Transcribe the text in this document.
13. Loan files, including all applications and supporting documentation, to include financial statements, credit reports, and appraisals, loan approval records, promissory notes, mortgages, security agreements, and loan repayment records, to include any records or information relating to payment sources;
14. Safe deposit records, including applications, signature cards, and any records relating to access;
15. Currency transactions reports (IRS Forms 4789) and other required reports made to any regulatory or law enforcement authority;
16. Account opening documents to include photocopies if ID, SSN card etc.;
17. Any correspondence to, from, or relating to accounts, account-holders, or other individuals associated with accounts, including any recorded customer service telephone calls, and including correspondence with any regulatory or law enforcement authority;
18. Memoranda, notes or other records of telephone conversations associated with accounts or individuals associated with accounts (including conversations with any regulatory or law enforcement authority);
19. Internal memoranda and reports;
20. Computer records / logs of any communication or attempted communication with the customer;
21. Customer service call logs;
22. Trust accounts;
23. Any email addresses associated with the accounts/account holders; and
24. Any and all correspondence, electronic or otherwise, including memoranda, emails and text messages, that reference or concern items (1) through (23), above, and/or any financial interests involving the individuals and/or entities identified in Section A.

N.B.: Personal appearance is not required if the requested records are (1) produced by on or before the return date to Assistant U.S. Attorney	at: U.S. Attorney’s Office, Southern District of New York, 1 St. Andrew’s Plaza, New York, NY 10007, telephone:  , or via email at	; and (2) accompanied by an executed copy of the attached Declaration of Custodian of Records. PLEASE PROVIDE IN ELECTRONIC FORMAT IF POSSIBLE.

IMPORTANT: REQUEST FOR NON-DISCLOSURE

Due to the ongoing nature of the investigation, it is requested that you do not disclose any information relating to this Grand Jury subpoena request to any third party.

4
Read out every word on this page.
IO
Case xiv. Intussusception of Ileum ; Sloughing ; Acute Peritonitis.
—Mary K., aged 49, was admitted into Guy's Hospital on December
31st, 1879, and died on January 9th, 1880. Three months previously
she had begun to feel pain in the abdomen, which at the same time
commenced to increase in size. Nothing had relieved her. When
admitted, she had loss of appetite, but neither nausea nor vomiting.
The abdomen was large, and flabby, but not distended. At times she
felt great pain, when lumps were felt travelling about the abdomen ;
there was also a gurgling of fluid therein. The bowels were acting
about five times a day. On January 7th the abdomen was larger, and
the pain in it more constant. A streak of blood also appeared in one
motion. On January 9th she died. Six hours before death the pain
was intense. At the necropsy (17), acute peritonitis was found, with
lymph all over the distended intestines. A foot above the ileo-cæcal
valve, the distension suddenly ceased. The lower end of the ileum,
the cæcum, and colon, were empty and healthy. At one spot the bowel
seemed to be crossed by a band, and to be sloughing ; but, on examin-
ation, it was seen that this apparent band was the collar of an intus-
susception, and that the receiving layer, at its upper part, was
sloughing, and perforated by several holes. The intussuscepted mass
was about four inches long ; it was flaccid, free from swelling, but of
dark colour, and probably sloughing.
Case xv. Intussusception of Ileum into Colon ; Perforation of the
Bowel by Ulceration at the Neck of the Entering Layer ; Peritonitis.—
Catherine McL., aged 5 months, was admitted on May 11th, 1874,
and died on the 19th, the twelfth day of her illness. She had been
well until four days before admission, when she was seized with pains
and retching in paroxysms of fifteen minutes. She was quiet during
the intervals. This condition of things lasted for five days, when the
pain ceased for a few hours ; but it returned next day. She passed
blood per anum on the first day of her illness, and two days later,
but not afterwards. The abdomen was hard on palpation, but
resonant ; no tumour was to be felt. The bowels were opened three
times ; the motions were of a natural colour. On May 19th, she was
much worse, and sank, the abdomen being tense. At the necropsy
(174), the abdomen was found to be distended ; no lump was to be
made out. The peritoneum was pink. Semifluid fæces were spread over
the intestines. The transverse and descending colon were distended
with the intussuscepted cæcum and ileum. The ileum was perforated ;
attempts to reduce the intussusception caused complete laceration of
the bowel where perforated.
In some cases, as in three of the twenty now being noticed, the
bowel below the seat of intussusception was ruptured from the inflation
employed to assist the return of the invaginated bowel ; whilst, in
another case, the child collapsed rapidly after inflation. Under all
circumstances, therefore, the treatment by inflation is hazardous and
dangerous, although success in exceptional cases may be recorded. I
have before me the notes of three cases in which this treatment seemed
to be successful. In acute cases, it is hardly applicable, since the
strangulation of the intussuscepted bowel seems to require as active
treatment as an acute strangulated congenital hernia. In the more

────────────────────

### WHAT YOU ARE ASKED TO DO
Locate all lines holding the word "perforated", then copy them out.

### TASK OUTPUT
sloughing, and perforated by several holes. The intussuscepted mass
with the intussuscepted cæcum and ileum. The ileum was perforated ;
the bowel where perforated.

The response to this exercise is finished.